[Records contained in a dataset]
--------
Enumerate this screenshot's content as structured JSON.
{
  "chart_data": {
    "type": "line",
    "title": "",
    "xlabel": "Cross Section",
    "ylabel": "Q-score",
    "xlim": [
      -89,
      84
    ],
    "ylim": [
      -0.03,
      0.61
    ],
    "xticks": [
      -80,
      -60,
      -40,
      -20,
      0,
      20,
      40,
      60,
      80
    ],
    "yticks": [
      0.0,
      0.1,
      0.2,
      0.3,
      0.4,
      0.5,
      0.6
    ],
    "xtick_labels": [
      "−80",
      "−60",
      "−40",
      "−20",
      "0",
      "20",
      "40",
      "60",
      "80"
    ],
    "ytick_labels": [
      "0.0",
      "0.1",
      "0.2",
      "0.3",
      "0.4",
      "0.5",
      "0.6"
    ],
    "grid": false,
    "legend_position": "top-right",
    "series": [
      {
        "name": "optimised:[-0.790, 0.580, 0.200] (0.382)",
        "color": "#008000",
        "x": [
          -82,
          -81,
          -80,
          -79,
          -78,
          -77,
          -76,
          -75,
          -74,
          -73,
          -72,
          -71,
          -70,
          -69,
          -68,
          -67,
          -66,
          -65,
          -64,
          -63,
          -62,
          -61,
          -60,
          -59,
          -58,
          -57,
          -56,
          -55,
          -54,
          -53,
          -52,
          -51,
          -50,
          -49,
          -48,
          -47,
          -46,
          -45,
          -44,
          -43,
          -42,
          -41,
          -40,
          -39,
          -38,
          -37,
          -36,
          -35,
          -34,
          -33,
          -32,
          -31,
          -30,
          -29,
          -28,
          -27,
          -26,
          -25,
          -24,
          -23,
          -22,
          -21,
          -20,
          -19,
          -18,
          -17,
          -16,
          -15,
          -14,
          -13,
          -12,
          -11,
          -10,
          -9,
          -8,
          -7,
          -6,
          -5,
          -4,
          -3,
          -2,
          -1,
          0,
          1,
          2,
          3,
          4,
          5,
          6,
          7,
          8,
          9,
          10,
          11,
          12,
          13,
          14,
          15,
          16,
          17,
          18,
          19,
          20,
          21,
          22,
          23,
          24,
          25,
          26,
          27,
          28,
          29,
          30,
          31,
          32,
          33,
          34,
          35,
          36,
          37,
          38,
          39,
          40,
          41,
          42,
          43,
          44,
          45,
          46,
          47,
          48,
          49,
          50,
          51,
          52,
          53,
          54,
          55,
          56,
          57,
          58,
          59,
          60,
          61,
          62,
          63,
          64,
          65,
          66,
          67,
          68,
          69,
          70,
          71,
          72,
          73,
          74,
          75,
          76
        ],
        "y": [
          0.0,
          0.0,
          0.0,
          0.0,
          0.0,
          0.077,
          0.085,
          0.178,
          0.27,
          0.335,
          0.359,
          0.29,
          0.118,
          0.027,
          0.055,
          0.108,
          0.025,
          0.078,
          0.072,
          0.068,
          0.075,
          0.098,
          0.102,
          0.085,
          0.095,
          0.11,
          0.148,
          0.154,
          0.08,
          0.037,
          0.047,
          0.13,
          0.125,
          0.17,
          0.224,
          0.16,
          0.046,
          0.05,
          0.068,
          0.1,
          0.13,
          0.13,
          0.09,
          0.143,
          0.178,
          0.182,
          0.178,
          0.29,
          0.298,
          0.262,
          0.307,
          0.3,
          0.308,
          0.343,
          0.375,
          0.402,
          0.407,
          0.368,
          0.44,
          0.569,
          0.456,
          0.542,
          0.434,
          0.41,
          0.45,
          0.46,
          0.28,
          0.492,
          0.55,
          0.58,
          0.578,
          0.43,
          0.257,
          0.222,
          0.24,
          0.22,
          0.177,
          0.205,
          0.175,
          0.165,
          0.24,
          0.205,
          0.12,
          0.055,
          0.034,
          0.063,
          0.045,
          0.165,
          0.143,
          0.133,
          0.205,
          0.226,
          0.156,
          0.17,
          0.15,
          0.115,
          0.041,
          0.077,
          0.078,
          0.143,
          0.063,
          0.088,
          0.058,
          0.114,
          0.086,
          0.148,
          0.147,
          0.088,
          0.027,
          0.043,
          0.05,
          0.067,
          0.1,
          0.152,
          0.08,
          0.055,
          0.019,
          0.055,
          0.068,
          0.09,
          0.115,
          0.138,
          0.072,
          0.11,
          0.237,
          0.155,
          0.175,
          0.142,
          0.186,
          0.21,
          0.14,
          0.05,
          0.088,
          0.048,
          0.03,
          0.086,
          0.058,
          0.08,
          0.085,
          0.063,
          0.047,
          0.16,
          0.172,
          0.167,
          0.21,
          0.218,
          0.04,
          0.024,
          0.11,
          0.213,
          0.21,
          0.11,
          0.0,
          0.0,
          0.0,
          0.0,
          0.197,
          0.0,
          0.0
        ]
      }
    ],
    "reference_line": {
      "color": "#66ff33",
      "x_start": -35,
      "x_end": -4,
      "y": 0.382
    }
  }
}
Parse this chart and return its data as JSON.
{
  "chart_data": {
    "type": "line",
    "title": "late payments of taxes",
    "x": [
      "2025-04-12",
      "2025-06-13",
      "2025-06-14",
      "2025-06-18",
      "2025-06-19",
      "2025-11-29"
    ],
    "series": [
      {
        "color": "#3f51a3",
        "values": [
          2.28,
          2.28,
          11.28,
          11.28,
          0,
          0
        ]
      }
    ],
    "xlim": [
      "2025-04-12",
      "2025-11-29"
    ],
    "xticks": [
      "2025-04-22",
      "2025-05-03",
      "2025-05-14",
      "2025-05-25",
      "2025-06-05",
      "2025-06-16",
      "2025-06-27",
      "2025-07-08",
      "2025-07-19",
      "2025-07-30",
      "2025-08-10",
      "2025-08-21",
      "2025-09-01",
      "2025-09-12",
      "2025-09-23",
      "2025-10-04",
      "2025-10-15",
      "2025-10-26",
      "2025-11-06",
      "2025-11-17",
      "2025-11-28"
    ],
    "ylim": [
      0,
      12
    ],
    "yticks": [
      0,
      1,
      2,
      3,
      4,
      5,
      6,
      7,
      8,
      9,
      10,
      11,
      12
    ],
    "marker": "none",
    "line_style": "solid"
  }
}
--------
Short exercise →
Repeat all of the records above exactly as written.

Result of this exercise →
Enumerate this screenshot's content as structured JSON.
{
  "chart_data": {
    "type": "line",
    "title": "",
    "xlabel": "Cross Section",
    "ylabel": "Q-score",
    "xlim": [
      -89,
      84
    ],
    "ylim": [
      -0.03,
      0.61
    ],
    "xticks": [
      -80,
      -60,
      -40,
      -20,
      0,
      20,
      40,
      60,
      80
    ],
    "yticks": [
      0.0,
      0.1,
      0.2,
      0.3,
      0.4,
      0.5,
      0.6
    ],
    "xtick_labels": [
      "−80",
      "−60",
      "−40",
      "−20",
      "0",
      "20",
      "40",
      "60",
      "80"
    ],
    "ytick_labels": [
      "0.0",
      "0.1",
      "0.2",
      "0.3",
      "0.4",
      "0.5",
      "0.6"
    ],
    "grid": false,
    "legend_position": "top-right",
    "series": [
      {
        "name": "optimised:[-0.790, 0.580, 0.200] (0.382)",
        "color": "#008000",
        "x": [
          -82,
          -81,
          -80,
          -79,
          -78,
          -77,
          -76,
          -75,
          -74,
          -73,
          -72,
          -71,
          -70,
          -69,
          -68,
          -67,
          -66,
          -65,
          -64,
          -63,
          -62,
          -61,
          -60,
          -59,
          -58,
          -57,
          -56,
          -55,
          -54,
          -53,
          -52,
          -51,
          -50,
          -49,
          -48,
          -47,
          -46,
          -45,
          -44,
          -43,
          -42,
          -41,
          -40,
          -39,
          -38,
          -37,
          -36,
          -35,
          -34,
          -33,
          -32,
          -31,
          -30,
          -29,
          -28,
          -27,
          -26,
          -25,
          -24,
          -23,
          -22,
          -21,
          -20,
          -19,
          -18,
          -17,
          -16,
          -15,
          -14,
          -13,
          -12,
          -11,
          -10,
          -9,
          -8,
          -7,
          -6,
          -5,
          -4,
          -3,
          -2,
          -1,
          0,
          1,
          2,
          3,
          4,
          5,
          6,
          7,
          8,
          9,
          10,
          11,
          12,
          13,
          14,
          15,
          16,
          17,
          18,
          19,
          20,
          21,
          22,
          23,
          24,
          25,
          26,
          27,
          28,
          29,
          30,
          31,
          32,
          33,
          34,
          35,
          36,
          37,
          38,
          39,
          40,
          41,
          42,
          43,
          44,
          45,
          46,
          47,
          48,
          49,
          50,
          51,
          52,
          53,
          54,
          55,
          56,
          57,
          58,
          59,
          60,
          61,
          62,
          63,
          64,
          65,
          66,
          67,
          68,
          69,
          70,
          71,
          72,
          73,
          74,
          75,
          76
        ],
        "y": [
          0.0,
          0.0,
          0.0,
          0.0,
          0.0,
          0.077,
          0.085,
          0.178,
          0.27,
          0.335,
          0.359,
          0.29,
          0.118,
          0.027,
          0.055,
          0.108,
          0.025,
          0.078,
          0.072,
          0.068,
          0.075,
          0.098,
          0.102,
          0.085,
          0.095,
          0.11,
          0.148,
          0.154,
          0.08,
          0.037,
          0.047,
          0.13,
          0.125,
          0.17,
          0.224,
          0.16,
          0.046,
          0.05,
          0.068,
          0.1,
          0.13,
          0.13,
          0.09,
          0.143,
          0.178,
          0.182,
          0.178,
          0.29,
          0.298,
          0.262,
          0.307,
          0.3,
          0.308,
          0.343,
          0.375,
          0.402,
          0.407,
          0.368,
          0.44,
          0.569,
          0.456,
          0.542,
          0.434,
          0.41,
          0.45,
          0.46,
          0.28,
          0.492,
          0.55,
          0.58,
          0.578,
          0.43,
          0.257,
          0.222,
          0.24,
          0.22,
          0.177,
          0.205,
          0.175,
          0.165,
          0.24,
          0.205,
          0.12,
          0.055,
          0.034,
          0.063,
          0.045,
          0.165,
          0.143,
          0.133,
          0.205,
          0.226,
          0.156,
          0.17,
          0.15,
          0.115,
          0.041,
          0.077,
          0.078,
          0.143,
          0.063,
          0.088,
          0.058,
          0.114,
          0.086,
          0.148,
          0.147,
          0.088,
          0.027,
          0.043,
          0.05,
          0.067,
          0.1,
          0.152,
          0.08,
          0.055,
          0.019,
          0.055,
          0.068,
          0.09,
          0.115,
          0.138,
          0.072,
          0.11,
          0.237,
          0.155,
          0.175,
          0.142,
          0.186,
          0.21,
          0.14,
          0.05,
          0.088,
          0.048,
          0.03,
          0.086,
          0.058,
          0.08,
          0.085,
          0.063,
          0.047,
          0.16,
          0.172,
          0.167,
          0.21,
          0.218,
          0.04,
          0.024,
          0.11,
          0.213,
          0.21,
          0.11,
          0.0,
          0.0,
          0.0,
          0.0,
          0.197,
          0.0,
          0.0
        ]
      }
    ],
    "reference_line": {
      "color": "#66ff33",
      "x_start": -35,
      "x_end": -4,
      "y": 0.382
    }
  }
}
Parse this chart and return its data as JSON.
{
  "chart_data": {
    "type": "line",
    "title": "late payments of taxes",
    "x": [
      "2025-04-12",
      "2025-06-13",
      "2025-06-14",
      "2025-06-18",
      "2025-06-19",
      "2025-11-29"
    ],
    "series": [
      {
        "color": "#3f51a3",
        "values": [
          2.28,
          2.28,
          11.28,
          11.28,
          0,
          0
        ]
      }
    ],
    "xlim": [
      "2025-04-12",
      "2025-11-29"
    ],
    "xticks": [
      "2025-04-22",
      "2025-05-03",
      "2025-05-14",
      "2025-05-25",
      "2025-06-05",
      "2025-06-16",
      "2025-06-27",
      "2025-07-08",
      "2025-07-19",
      "2025-07-30",
      "2025-08-10",
      "2025-08-21",
      "2025-09-01",
      "2025-09-12",
      "2025-09-23",
      "2025-10-04",
      "2025-10-15",
      "2025-10-26",
      "2025-11-06",
      "2025-11-17",
      "2025-11-28"
    ],
    "ylim": [
      0,
      12
    ],
    "yticks": [
      0,
      1,
      2,
      3,
      4,
      5,
      6,
      7,
      8,
      9,
      10,
      11,
      12
    ],
    "marker": "none",
    "line_style": "solid"
  }
}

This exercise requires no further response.